-- begin Records to process --

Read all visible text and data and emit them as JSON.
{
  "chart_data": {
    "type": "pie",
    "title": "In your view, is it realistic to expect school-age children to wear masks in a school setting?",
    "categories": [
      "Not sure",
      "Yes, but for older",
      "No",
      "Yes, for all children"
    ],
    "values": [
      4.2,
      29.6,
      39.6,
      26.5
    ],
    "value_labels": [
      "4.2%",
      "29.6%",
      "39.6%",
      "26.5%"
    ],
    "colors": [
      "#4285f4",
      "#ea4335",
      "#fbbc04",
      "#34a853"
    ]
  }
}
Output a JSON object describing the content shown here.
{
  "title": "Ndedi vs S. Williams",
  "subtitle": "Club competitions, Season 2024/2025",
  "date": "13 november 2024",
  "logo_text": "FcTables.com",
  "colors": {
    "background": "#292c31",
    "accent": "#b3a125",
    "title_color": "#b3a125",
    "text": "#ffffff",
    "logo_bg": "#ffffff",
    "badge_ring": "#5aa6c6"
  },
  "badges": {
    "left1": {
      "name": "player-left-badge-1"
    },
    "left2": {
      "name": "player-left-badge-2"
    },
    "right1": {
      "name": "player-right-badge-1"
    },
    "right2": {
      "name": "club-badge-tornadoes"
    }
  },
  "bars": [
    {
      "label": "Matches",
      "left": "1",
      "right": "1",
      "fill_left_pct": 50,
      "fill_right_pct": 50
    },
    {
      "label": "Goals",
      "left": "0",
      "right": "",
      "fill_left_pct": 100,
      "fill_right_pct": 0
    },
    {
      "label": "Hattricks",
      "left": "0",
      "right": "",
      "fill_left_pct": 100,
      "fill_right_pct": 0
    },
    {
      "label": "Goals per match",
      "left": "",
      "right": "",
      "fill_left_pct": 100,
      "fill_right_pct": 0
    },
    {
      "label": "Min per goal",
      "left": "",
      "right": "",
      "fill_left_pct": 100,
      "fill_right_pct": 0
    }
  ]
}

-- end Records to process --

● **What to produce**
For the listing above, give the number of lines in which the string "JSON" occurs, and nothing else.

● **Full answer**
2